Copy every line that holds "Klaus".

(Stored records)

BEGIN

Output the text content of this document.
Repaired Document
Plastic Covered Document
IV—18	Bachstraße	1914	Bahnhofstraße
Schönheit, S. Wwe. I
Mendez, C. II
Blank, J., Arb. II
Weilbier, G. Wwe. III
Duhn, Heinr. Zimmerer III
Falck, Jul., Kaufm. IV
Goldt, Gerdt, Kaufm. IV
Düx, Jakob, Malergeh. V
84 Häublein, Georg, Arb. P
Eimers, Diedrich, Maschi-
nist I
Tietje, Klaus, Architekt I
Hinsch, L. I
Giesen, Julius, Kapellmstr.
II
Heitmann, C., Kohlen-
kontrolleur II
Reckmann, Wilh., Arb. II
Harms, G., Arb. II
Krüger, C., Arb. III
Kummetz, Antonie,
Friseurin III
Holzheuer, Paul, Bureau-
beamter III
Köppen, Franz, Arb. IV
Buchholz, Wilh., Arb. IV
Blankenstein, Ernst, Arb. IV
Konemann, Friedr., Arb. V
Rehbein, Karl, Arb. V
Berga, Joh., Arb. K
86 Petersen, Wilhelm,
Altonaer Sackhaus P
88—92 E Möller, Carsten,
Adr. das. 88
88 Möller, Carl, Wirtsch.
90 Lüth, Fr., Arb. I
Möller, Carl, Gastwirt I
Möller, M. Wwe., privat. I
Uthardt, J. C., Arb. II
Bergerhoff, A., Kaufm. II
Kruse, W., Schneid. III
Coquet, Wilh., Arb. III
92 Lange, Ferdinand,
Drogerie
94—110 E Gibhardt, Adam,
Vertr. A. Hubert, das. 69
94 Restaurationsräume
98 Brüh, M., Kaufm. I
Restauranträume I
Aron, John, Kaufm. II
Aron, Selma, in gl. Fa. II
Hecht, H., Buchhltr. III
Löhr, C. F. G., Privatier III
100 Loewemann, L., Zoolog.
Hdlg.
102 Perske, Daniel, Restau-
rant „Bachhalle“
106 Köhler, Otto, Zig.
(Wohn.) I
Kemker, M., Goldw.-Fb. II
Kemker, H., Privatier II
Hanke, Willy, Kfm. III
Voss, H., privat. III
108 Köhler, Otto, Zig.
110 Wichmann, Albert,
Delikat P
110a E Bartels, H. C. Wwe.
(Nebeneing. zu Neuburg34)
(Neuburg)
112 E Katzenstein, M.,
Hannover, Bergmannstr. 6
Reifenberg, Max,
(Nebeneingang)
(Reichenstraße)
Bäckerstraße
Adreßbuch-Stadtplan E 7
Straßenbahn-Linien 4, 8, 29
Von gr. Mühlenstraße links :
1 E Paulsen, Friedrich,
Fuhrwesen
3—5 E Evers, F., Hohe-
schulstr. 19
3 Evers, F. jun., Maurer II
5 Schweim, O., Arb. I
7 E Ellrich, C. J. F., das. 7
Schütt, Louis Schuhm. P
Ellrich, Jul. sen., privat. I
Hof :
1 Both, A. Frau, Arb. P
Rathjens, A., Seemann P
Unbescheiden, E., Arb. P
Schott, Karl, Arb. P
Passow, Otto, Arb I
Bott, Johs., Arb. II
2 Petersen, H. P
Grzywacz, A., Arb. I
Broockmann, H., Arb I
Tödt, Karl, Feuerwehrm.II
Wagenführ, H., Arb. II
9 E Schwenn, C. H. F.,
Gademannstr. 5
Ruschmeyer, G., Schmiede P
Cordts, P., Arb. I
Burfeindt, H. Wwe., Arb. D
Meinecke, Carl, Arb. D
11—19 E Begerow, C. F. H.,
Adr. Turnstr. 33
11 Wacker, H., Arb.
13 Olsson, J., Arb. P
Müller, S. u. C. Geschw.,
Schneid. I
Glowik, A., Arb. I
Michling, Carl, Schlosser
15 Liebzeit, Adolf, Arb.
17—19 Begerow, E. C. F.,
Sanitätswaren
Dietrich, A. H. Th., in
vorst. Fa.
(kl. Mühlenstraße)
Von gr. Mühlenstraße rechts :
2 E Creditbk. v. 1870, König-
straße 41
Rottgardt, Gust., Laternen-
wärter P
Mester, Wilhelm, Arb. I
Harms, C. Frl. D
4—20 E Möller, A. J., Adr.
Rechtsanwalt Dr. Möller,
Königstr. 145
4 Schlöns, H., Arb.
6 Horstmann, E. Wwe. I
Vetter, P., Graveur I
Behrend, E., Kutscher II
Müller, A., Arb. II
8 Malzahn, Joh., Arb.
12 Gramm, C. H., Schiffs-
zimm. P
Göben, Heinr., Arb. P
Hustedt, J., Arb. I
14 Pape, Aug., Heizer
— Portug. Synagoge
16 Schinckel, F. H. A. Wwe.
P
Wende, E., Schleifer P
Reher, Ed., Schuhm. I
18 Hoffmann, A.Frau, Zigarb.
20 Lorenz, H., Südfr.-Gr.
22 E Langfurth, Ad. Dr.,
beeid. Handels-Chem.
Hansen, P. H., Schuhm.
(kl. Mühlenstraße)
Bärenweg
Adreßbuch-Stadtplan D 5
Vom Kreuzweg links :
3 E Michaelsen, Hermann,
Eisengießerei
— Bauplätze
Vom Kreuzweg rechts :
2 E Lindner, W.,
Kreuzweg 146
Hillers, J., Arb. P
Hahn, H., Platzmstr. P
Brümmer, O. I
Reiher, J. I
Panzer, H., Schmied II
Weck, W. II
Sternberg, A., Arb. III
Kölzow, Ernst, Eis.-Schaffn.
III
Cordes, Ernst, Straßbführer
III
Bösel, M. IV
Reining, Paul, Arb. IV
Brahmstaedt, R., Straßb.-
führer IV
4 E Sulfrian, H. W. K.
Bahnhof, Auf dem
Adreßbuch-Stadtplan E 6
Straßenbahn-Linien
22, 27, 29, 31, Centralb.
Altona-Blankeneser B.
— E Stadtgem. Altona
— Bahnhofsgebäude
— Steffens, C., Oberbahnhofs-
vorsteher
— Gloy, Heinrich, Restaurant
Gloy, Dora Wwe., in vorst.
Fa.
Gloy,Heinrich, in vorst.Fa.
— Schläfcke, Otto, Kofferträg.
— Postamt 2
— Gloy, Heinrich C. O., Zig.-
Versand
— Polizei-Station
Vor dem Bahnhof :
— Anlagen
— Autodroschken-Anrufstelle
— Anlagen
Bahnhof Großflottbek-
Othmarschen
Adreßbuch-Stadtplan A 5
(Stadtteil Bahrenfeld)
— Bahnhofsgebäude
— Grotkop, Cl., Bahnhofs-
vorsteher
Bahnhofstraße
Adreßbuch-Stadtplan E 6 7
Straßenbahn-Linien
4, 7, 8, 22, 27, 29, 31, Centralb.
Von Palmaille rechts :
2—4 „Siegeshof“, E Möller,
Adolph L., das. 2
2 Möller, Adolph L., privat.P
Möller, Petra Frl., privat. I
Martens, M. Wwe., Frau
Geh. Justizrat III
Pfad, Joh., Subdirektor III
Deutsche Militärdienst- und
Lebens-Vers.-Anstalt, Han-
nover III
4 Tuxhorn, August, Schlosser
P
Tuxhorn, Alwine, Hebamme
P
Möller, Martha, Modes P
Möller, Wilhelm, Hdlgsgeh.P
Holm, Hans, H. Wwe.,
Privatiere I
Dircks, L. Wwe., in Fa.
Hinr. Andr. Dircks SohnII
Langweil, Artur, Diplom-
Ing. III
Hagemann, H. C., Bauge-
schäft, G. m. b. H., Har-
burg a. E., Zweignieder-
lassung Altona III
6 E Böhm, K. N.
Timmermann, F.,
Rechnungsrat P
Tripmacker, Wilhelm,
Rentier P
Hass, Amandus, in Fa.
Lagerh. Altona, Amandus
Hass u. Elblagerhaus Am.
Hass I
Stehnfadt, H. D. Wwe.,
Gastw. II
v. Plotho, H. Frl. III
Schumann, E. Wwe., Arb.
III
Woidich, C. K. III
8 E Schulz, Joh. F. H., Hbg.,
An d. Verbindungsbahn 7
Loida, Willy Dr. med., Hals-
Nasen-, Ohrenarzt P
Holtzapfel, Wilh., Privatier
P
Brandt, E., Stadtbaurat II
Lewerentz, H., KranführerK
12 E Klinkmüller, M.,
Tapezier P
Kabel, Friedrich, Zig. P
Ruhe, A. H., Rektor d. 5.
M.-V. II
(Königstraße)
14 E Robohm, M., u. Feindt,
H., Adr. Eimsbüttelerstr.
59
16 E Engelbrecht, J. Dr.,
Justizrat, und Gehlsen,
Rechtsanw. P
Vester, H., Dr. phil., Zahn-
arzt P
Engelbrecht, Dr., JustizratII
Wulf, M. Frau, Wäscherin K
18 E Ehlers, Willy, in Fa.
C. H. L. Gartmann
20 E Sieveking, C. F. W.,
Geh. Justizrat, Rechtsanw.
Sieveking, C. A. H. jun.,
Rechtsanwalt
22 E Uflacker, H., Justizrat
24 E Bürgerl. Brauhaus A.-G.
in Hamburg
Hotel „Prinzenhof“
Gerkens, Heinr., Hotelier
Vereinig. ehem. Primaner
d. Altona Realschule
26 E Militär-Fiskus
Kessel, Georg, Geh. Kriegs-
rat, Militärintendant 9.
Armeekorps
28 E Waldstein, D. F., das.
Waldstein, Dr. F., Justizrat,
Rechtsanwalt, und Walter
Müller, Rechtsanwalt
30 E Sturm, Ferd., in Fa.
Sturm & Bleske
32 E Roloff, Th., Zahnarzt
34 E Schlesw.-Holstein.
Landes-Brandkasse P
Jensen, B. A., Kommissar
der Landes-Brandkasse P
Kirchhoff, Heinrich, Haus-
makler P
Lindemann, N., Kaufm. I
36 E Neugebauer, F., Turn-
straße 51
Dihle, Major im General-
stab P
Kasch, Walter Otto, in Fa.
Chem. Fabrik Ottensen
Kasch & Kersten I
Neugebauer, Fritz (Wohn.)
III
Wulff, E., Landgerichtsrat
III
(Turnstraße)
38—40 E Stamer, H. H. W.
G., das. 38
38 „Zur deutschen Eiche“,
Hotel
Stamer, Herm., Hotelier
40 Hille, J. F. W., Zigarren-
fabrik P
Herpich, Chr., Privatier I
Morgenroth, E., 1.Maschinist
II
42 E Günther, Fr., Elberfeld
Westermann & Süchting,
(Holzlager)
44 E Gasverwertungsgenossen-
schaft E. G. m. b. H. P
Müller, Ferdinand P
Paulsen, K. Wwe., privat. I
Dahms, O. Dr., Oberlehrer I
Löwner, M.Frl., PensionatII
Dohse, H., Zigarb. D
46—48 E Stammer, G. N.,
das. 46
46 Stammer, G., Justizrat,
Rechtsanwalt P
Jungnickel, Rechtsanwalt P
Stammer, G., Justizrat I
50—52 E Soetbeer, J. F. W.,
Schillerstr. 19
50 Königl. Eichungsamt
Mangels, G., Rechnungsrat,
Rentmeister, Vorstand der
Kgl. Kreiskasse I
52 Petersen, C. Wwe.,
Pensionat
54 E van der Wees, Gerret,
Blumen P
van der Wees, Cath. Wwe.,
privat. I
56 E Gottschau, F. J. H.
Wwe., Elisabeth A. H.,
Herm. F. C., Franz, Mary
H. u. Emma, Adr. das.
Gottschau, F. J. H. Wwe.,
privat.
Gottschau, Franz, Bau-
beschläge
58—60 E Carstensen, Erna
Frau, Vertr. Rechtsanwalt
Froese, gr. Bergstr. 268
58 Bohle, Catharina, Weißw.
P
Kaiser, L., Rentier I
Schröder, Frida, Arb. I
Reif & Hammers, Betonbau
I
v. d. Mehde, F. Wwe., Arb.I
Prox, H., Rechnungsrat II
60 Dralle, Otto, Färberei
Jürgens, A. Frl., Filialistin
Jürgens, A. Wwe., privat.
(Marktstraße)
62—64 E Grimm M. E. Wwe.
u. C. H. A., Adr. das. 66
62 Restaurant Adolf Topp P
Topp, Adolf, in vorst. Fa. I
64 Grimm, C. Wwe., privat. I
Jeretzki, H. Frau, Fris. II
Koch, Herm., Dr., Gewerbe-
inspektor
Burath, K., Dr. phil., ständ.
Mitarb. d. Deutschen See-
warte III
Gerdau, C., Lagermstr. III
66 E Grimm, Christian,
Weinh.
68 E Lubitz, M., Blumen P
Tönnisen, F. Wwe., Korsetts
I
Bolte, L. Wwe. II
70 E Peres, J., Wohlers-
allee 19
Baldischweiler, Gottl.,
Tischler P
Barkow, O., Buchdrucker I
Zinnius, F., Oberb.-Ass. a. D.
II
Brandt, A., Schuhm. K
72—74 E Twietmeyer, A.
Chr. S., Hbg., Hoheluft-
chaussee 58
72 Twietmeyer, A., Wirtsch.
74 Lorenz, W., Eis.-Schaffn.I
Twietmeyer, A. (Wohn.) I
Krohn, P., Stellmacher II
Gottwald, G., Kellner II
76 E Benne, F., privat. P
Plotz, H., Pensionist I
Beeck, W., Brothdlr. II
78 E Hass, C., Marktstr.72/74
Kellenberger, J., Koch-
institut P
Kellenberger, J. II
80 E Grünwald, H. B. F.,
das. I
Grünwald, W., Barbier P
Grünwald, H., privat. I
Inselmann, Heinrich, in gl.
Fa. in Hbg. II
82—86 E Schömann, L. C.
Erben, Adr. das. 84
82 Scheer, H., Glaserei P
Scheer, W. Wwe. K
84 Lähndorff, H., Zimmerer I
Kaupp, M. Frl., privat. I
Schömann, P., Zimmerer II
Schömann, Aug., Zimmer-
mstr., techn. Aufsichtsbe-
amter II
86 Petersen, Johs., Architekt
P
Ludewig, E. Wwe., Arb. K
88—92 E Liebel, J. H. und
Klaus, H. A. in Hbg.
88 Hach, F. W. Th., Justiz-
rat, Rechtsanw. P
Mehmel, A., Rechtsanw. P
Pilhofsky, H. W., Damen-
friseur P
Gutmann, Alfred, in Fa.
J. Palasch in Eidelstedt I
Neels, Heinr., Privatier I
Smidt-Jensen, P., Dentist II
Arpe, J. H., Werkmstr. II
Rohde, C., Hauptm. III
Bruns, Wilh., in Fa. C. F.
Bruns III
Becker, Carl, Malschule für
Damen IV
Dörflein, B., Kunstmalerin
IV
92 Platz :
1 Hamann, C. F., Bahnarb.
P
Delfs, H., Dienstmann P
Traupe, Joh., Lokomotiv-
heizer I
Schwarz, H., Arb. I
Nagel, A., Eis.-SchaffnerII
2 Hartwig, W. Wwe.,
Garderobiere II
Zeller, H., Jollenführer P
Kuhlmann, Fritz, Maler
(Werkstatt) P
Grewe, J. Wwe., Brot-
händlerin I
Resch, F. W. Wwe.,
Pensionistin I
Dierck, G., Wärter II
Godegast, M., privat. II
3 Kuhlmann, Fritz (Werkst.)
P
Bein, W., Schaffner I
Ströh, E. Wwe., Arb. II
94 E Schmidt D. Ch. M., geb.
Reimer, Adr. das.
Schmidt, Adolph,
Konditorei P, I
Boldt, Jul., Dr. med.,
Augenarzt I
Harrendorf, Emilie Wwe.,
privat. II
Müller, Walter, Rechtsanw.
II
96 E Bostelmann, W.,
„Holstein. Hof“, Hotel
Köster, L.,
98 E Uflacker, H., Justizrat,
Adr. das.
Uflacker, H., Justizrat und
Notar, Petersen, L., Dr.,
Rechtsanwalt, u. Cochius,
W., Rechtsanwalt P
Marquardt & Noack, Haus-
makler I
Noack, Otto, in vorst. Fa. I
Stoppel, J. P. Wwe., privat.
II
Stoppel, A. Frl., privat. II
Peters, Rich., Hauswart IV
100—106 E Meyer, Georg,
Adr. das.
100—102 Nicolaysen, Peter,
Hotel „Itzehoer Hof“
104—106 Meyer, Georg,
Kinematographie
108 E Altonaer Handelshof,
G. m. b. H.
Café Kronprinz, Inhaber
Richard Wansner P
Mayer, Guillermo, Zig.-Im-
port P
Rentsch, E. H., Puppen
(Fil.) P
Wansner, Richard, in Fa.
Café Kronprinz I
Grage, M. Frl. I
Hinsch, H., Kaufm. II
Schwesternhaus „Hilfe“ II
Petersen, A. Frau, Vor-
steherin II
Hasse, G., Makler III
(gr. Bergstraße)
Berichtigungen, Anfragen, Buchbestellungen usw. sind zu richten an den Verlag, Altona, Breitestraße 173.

END

## [Response to the exercise]
Tietje, Klaus, Architekt I
Klaus, H. A. in Hbg.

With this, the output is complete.